The exercise: Look through the material below. Copy every line with the string "risconti" in it.

::: Supplied material :::

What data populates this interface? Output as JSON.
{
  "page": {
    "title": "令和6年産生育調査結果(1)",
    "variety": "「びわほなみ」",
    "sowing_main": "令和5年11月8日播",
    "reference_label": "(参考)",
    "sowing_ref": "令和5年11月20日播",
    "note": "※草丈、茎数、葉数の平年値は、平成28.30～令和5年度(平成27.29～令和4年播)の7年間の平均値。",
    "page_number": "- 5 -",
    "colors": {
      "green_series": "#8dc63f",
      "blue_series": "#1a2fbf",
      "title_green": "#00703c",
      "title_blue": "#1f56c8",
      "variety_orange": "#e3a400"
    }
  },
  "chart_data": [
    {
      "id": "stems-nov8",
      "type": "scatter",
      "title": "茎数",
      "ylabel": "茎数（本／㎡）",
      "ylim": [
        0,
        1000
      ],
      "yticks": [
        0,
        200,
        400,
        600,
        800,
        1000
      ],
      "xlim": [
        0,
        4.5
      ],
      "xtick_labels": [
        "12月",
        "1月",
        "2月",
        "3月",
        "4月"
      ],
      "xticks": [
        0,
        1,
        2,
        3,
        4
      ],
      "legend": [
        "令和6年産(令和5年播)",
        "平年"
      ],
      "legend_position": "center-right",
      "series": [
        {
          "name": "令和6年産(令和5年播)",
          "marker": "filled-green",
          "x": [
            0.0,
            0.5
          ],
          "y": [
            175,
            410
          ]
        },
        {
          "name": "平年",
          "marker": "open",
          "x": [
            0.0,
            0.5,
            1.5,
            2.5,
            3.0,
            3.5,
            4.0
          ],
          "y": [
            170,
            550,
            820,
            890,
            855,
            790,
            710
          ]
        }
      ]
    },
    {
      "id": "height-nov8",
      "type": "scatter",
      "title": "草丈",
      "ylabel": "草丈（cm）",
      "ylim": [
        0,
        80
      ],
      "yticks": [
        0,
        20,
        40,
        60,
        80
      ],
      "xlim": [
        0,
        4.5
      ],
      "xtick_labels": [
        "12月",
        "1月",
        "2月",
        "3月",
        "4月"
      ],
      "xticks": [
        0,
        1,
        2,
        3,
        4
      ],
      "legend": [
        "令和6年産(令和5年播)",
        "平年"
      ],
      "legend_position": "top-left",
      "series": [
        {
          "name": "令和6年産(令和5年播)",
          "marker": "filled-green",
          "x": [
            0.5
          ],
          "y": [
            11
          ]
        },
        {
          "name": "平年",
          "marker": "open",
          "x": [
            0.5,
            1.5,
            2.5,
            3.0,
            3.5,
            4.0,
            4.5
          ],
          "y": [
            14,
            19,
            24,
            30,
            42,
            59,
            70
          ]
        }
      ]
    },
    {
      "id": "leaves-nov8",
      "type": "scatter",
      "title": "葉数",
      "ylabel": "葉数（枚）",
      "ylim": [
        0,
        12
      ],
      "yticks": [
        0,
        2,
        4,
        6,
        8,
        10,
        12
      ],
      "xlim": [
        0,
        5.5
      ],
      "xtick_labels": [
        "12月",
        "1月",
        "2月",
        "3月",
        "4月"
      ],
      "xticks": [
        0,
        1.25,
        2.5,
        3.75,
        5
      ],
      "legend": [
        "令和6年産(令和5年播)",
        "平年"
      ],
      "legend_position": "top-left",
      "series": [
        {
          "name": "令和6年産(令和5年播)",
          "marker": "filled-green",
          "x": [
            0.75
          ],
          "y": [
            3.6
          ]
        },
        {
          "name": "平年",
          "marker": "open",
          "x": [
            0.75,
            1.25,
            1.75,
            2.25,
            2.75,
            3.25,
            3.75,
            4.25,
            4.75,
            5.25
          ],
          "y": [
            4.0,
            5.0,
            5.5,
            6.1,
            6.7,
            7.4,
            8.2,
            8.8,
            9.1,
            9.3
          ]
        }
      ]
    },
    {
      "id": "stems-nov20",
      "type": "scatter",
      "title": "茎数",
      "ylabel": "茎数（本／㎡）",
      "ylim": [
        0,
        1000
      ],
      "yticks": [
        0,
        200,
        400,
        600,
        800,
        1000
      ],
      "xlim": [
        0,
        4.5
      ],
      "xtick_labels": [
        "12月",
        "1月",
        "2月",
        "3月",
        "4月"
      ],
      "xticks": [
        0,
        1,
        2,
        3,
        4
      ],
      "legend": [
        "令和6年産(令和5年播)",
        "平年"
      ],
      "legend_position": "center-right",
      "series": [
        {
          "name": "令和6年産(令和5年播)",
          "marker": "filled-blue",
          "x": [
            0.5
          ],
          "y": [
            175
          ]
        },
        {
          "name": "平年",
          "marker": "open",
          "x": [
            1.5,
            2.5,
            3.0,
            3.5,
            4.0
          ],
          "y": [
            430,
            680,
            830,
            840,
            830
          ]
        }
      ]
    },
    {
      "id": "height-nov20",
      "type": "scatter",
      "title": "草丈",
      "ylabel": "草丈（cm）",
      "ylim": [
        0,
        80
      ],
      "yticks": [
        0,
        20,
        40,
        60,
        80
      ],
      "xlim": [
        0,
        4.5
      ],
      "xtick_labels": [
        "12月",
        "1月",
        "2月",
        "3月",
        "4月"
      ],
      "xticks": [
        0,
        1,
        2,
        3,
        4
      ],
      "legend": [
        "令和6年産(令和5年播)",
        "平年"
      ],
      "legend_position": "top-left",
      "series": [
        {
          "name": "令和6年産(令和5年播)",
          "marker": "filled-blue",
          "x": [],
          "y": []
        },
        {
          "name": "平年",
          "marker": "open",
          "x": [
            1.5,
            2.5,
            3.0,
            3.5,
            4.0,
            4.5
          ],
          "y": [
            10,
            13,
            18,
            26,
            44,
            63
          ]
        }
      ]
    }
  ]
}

:::
::: Supplied material :::

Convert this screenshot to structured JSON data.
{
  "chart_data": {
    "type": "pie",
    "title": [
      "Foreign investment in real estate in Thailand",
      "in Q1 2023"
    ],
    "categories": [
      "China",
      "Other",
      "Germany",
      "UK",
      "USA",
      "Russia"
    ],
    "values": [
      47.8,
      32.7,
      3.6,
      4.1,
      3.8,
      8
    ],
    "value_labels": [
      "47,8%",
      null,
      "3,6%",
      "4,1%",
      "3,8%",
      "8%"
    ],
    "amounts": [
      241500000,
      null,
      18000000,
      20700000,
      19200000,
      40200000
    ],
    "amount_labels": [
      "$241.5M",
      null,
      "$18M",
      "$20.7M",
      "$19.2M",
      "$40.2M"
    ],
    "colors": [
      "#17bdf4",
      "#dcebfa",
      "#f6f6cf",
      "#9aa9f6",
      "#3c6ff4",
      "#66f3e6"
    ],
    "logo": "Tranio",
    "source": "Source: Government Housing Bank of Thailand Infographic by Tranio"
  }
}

:::
::: Supplied material :::

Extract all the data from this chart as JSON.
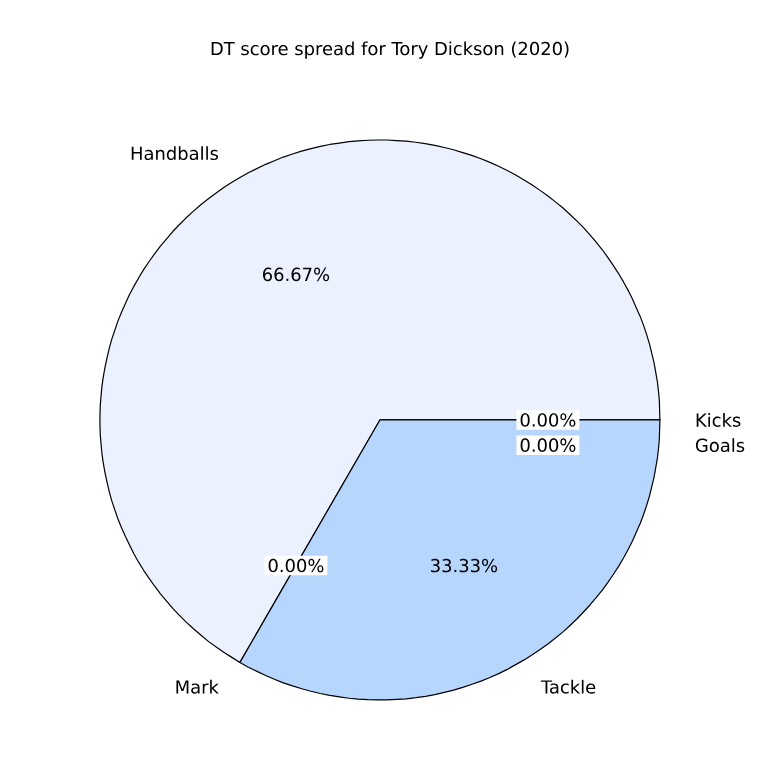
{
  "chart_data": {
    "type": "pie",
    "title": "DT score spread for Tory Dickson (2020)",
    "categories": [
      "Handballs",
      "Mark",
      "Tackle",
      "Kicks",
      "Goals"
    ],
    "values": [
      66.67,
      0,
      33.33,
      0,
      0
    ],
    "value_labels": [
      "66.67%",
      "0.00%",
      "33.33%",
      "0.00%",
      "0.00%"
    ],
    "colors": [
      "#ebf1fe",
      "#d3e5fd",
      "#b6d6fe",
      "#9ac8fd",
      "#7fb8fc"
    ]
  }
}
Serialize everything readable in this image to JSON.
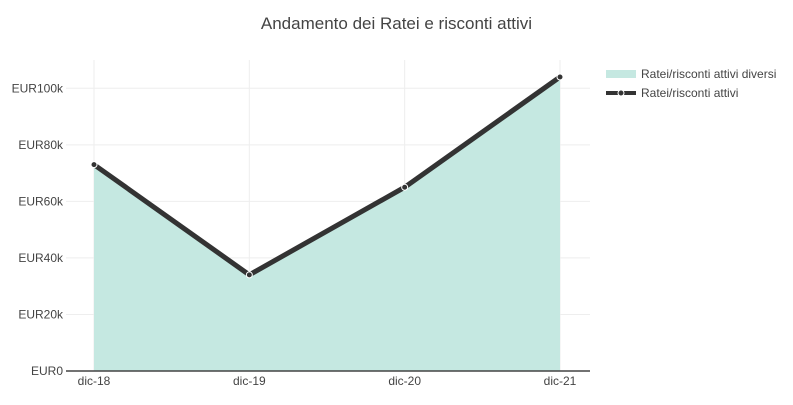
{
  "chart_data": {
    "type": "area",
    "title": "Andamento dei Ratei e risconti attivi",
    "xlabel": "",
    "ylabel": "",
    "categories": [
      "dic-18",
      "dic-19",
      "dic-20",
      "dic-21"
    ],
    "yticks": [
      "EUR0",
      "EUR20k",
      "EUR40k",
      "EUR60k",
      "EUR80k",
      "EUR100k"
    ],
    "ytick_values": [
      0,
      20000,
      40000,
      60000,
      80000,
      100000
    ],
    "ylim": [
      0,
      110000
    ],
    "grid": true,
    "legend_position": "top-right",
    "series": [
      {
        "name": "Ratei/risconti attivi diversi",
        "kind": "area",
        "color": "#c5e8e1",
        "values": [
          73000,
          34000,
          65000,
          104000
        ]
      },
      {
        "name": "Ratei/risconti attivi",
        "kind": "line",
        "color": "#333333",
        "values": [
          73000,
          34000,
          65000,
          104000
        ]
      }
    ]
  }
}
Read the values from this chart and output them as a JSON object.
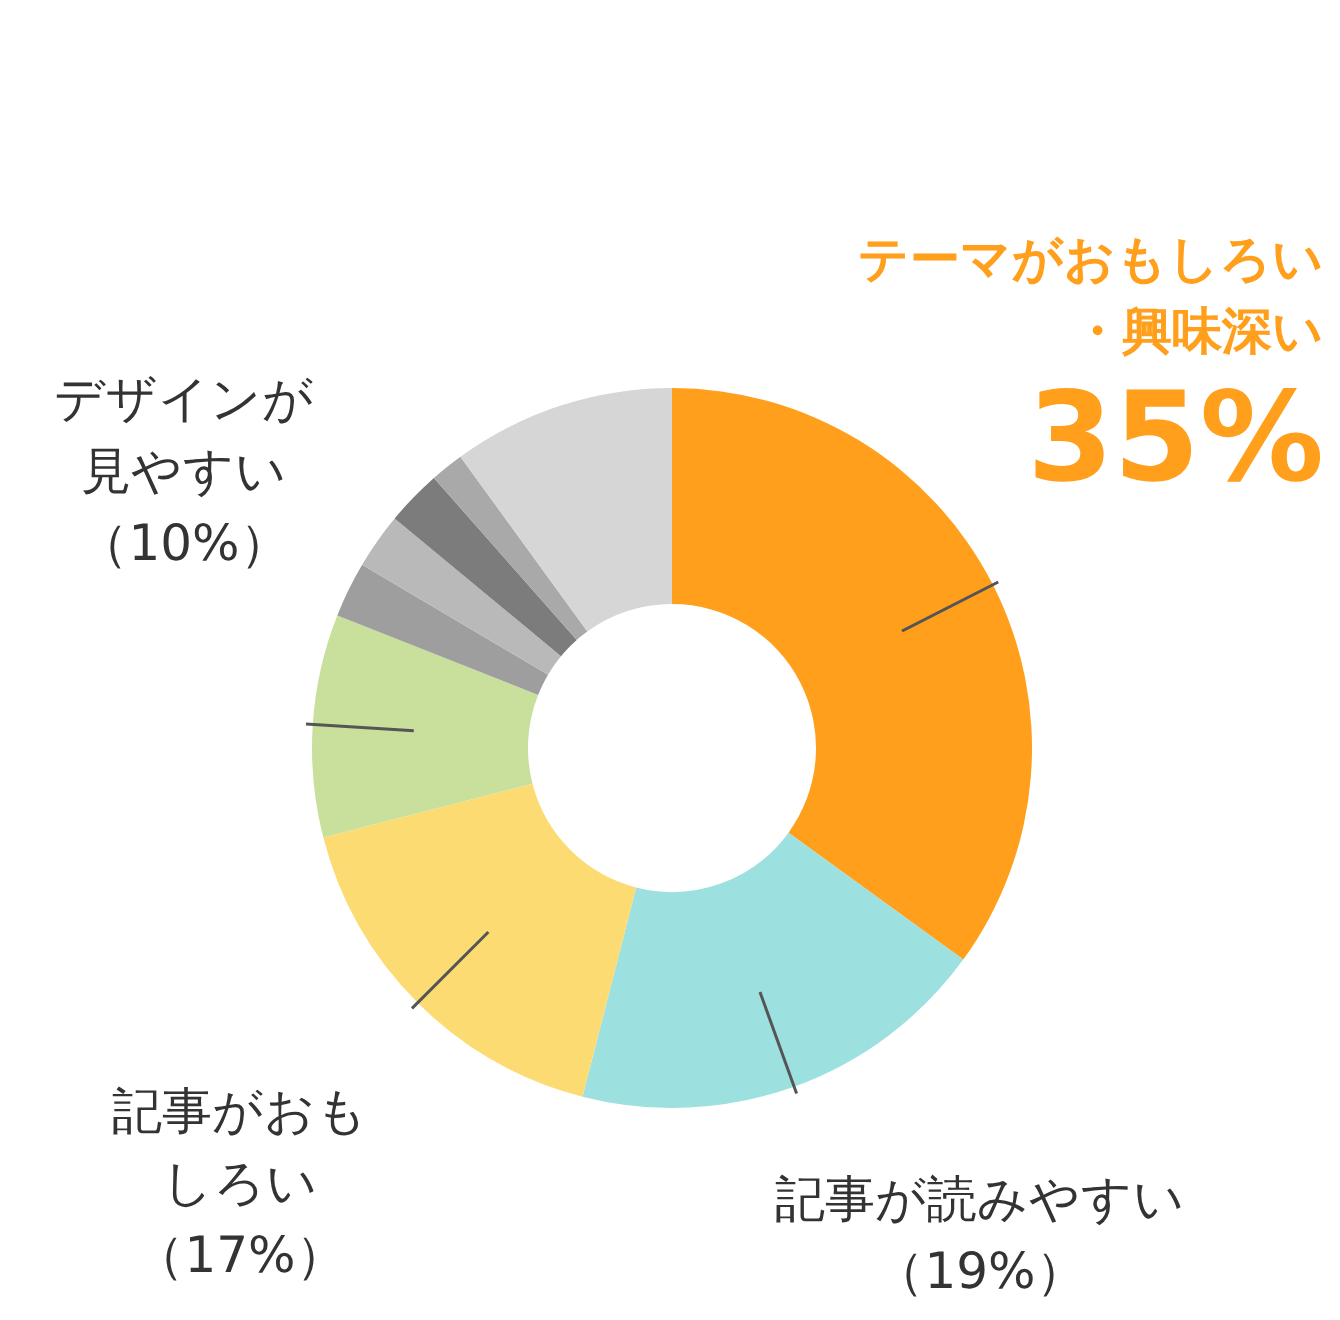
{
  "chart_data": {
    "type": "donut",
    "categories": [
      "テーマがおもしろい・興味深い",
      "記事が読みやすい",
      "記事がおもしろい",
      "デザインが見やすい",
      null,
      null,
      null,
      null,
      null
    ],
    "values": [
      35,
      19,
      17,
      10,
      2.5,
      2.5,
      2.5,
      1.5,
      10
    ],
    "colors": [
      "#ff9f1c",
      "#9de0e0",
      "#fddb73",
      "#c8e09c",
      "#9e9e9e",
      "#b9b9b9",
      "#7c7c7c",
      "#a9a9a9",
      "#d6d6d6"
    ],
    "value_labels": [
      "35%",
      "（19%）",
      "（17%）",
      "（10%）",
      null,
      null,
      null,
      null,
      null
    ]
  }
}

:::

Complete output:
    "title": "Andamento dei Ratei e risconti attivi",
        "name": "Ratei/risconti attivi diversi",
        "name": "Ratei/risconti attivi",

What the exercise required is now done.